** Opening Source text block **

The overall postoperative recurrence was in 6 (6%) out of 100 patients. The recurrence with subgaleal drain was in 2 patients (4%) out of 50 patients and with subdural drains 4 (8%) out of 50 patients respectively. Also, the recurrence rate was high in bilateral CSDH as compared to the unilateral hematoma. Out of 88, 2(2.2%) patients with unilateral and 4 (33%) out of 12 patients with bilateral CSDH had recurrence. A serious complication during this study was that 2 (4%) out of 50 patients with subdural drains had drain related cerebral cortical laceration and intra parenchymal bleed , one in male and one in female. Those patients were treated conservatively, whereas, no such complication was noted with subgaleal vacuum drain.
CSDH generally occurs in elderly patients by a relatively trivial unnoticed trauma or spontaneously. The incidence of CSDH has been steadily increasing. This can be explained by the fact as the fraction of older population has increased7. The main aetiological factors are trauma, old age, brain atrophy, coagulopathy, fits and bilateral CSDH, higher hematoma density, postoperative air accumulation in sub dural space if simple drains are used8.
Haematoma begins by tearing of subdural bridging vessels and cortical surface lacerations causing accumulation of blood in subdural space. Clinical features may be headache, vomiting, low conscious level, fits and hemiparesis. Radiologically it is crescent shaped hypodensity area over cortical surface on CT scan9.

** Closing Source text block **
** Opening Dataset extract block **

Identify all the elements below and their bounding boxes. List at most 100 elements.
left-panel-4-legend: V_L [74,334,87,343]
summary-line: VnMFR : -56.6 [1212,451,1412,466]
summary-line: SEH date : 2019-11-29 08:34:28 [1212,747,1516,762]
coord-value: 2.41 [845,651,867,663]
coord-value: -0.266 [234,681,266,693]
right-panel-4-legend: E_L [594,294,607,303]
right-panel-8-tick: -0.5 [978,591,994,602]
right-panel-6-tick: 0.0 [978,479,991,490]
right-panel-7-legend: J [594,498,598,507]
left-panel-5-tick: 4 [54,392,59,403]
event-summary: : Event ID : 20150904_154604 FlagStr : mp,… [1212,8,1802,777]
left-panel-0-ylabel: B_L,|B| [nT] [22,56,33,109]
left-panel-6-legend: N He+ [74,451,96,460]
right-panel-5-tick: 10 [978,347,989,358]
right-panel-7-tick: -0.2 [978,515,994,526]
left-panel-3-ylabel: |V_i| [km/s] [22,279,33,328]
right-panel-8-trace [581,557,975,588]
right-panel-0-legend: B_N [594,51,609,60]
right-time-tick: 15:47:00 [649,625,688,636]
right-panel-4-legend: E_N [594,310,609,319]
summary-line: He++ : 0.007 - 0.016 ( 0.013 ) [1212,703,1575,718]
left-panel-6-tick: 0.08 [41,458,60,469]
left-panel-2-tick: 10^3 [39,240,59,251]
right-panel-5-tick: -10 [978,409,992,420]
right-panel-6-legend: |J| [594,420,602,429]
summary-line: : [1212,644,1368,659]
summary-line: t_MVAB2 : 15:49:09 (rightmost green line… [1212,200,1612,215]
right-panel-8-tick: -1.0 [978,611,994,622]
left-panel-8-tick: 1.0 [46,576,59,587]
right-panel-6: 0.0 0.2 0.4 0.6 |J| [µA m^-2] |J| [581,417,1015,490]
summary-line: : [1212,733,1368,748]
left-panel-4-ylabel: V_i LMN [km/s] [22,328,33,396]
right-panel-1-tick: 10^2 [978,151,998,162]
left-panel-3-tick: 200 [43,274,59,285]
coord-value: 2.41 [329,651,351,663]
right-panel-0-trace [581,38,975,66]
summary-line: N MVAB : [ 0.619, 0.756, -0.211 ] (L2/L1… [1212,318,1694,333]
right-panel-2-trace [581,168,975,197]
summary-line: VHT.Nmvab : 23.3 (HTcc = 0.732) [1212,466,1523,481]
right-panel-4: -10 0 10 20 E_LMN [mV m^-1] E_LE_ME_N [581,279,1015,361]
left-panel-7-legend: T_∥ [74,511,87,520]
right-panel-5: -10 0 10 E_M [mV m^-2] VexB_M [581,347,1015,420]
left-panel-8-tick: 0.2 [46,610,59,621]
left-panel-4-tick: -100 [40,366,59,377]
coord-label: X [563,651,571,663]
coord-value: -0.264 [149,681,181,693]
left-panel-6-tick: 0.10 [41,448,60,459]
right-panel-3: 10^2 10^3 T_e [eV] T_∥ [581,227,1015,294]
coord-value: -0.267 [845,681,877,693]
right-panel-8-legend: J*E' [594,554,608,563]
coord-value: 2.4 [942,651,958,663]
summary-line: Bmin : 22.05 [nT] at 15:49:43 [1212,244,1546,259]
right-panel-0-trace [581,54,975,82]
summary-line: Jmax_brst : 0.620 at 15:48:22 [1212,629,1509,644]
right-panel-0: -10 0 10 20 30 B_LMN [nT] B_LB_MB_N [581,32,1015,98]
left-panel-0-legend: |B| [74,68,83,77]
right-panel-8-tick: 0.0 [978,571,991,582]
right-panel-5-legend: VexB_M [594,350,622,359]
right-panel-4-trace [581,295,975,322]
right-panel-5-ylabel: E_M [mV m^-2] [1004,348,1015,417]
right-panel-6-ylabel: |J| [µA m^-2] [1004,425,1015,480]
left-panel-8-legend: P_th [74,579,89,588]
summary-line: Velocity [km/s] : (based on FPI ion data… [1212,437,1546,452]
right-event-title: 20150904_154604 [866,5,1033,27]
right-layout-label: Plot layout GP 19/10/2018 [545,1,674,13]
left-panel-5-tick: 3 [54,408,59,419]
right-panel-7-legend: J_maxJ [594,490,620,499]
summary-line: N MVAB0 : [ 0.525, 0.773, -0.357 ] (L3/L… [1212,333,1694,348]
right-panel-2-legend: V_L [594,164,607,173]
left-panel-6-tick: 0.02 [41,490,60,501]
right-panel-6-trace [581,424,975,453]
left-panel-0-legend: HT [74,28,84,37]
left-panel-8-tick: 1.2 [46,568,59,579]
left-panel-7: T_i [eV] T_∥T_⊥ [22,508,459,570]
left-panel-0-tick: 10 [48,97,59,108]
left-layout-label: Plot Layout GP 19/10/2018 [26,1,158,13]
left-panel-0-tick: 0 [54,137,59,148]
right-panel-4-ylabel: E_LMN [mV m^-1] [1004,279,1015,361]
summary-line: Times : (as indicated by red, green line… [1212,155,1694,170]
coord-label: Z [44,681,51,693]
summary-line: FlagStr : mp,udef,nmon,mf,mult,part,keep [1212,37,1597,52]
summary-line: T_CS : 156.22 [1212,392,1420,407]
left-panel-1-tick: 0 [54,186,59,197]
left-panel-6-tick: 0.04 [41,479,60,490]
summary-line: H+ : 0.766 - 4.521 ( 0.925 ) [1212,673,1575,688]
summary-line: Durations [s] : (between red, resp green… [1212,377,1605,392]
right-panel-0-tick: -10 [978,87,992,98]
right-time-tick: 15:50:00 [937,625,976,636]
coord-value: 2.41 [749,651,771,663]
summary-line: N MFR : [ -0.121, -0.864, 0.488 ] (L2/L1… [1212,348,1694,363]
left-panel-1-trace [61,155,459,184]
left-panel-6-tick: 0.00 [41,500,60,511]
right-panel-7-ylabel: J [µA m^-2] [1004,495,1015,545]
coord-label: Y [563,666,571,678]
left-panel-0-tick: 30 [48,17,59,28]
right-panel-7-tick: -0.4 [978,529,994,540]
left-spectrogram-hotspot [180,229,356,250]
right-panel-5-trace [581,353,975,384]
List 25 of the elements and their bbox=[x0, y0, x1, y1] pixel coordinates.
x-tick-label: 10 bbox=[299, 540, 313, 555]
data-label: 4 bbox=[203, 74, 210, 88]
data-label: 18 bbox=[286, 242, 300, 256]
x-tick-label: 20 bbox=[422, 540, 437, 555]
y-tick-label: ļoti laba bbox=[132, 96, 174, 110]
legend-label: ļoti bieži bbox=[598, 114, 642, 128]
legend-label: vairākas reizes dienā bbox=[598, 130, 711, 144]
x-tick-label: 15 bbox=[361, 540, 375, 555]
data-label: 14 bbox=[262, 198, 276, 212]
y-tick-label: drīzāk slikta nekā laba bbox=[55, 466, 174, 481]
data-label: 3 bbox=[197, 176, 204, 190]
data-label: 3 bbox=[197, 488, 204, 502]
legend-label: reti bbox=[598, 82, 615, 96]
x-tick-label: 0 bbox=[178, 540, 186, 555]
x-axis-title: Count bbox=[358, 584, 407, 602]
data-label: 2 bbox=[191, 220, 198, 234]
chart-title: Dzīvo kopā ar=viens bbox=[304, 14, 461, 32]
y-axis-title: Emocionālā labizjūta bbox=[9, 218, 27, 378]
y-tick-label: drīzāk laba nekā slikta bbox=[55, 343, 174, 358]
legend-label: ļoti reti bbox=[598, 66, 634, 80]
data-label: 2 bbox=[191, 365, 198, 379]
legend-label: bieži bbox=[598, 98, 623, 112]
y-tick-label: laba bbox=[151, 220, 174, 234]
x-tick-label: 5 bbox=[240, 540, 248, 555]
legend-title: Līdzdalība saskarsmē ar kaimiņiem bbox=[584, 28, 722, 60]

** Closing Dataset extract block **

### Explore the material
**A.** Which clinical features does the CSDH passage list?
**B.** Transcribe the CSDH passage from "The overall postoperative" up to and including "subgaleal vacuum drain.".
**C.** For each statement, say whether the CSDH passage supports it: (i) Recurrence was lower with subgaleal drains than with subdural drains. (ii) The patients who had drain-related cortical laceration were treated surgically. (iii) On CT scan, CSDH appears as a crescent-shaped hyperdense area.
These lines have no connection to the CSDH passage.

### Responses by item number
**A.** Headache, vomiting, low conscious level, fits, and hemiparesis.

**B.**
The overall postoperative recurrence was in 6 (6%) out of 100 patients. The recurrence with subgaleal drain was in 2 patients (4%) out of 50 patients and with subdural drains 4 (8%) out of 50 patients respectively. Also, the recurrence rate was high in bilateral CSDH as compared to the unilateral hematoma. Out of 88, 2(2.2%) patients with unilateral and 4 (33%) out of 12 patients with bilateral CSDH had recurrence. A serious complication during this study was that 2 (4%) out of 50 patients with subdural drains had drain related cerebral cortical laceration and intra parenchymal bleed , one in male and one in female. Those patients were treated conservatively, whereas, no such complication was noted with subgaleal vacuum drain.

**C.**
(i) Yes: "The recurrence with subgaleal drain was in 2 patients (4%) out of 50 patients and with subdural drains 4 (8%) out of 50 patients respectively."
(ii) No: "Those patients were treated conservatively"
(iii) No: "crescent shaped hypodensity area over cortical surface on CT scan"